Directive:
Only lines holding the string "color" are wanted; copy each one from the material.

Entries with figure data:
%%

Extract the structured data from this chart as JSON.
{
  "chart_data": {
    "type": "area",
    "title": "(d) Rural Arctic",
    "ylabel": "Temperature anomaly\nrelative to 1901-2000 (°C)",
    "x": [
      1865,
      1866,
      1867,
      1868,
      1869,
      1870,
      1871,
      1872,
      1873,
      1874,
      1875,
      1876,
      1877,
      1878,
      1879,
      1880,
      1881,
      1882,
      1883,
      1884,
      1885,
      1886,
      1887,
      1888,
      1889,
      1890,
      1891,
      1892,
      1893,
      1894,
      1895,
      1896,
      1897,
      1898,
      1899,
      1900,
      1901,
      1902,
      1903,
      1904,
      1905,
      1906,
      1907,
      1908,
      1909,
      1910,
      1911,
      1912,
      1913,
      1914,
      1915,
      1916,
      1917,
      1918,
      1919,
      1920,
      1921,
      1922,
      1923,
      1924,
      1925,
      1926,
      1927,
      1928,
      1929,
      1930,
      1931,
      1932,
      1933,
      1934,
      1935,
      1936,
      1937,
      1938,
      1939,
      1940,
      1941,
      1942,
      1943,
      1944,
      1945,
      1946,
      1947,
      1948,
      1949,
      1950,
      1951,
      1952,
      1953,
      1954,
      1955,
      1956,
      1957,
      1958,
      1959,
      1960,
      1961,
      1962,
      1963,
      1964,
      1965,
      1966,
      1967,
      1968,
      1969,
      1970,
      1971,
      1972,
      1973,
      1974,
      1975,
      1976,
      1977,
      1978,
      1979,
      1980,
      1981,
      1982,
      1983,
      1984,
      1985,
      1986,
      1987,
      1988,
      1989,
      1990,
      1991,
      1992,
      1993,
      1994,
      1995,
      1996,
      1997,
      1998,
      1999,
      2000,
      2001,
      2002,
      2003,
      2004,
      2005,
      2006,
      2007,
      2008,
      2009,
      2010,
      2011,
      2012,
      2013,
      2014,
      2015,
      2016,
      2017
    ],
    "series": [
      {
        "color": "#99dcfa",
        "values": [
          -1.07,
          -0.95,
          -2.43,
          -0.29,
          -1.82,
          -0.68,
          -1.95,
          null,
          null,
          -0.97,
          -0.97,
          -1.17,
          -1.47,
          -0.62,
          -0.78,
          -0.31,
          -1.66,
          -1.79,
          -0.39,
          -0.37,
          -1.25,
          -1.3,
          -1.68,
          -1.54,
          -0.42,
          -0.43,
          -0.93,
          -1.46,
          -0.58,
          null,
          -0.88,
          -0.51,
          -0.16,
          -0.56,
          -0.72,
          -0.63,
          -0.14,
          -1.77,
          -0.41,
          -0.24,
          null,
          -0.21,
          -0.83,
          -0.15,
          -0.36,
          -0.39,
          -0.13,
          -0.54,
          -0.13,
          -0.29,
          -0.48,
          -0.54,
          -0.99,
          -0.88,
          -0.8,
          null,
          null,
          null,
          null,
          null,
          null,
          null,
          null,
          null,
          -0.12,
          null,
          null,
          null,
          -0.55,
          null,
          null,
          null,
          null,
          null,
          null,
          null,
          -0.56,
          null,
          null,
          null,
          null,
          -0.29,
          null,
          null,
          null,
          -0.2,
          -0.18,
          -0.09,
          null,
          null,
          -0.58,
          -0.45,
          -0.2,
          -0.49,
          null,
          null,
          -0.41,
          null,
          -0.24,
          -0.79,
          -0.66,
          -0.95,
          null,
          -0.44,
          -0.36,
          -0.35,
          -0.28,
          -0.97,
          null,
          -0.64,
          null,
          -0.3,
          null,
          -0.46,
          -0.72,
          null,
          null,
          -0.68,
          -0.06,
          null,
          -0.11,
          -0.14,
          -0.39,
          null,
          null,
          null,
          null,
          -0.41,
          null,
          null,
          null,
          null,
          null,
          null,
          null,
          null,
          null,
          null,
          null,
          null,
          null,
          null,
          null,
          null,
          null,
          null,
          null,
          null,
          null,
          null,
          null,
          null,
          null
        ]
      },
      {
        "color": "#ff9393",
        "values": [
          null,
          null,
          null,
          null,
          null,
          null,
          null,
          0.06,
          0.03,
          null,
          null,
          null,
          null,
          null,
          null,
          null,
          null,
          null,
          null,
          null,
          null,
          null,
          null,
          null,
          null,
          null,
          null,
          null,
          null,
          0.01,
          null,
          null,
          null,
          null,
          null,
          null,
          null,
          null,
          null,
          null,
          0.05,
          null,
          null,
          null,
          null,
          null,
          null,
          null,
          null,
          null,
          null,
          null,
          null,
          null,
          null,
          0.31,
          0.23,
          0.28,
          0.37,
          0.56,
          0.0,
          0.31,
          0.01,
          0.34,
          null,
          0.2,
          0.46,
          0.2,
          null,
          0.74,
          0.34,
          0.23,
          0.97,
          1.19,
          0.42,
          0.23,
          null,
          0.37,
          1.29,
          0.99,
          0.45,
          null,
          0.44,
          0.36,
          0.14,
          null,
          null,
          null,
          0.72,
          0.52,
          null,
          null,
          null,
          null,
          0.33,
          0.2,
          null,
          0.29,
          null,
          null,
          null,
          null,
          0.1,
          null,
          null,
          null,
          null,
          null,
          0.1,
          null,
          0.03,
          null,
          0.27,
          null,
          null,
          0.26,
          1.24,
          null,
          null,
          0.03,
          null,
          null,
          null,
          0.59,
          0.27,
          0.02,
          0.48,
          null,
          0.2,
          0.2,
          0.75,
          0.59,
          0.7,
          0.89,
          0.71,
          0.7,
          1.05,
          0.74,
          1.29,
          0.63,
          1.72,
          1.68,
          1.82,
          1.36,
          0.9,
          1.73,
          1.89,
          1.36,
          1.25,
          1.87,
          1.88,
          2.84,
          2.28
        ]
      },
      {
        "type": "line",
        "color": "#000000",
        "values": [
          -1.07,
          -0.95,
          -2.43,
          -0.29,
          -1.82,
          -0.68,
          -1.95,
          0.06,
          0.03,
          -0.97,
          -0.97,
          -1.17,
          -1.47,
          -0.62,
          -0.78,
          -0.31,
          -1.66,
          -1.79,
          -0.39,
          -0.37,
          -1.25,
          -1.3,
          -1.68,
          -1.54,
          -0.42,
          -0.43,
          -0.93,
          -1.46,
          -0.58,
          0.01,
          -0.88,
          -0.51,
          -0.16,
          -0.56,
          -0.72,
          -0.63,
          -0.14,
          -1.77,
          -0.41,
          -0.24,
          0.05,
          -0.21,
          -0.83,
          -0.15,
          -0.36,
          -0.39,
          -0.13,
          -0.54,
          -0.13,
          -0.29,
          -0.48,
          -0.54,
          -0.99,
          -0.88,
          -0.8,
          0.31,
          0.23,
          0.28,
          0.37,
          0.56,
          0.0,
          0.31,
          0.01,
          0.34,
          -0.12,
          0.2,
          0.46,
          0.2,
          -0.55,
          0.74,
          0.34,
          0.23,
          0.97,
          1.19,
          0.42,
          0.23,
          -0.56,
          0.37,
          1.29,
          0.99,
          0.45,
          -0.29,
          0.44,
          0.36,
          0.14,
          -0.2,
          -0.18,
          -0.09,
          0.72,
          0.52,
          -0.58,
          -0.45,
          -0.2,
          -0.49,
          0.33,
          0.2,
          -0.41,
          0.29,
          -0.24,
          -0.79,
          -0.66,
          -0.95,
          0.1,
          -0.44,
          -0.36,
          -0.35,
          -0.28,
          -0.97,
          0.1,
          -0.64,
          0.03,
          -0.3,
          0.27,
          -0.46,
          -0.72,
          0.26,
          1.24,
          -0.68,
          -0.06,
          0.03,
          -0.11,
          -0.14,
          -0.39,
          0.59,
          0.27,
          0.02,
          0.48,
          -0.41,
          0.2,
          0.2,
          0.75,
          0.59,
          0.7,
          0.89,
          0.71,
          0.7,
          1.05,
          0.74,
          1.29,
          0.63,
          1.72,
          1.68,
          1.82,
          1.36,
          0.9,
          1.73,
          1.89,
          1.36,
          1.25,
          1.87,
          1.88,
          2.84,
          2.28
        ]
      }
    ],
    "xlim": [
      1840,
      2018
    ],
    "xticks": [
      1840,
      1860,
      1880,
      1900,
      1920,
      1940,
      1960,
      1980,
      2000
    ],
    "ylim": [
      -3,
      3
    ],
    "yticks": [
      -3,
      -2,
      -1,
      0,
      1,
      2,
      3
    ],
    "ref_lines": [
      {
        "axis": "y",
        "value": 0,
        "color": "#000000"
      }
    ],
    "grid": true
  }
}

%%

Final result:
        "color": "#99dcfa",
        "color": "#ff9393",
        "color": "#000000",
        "color": "#000000"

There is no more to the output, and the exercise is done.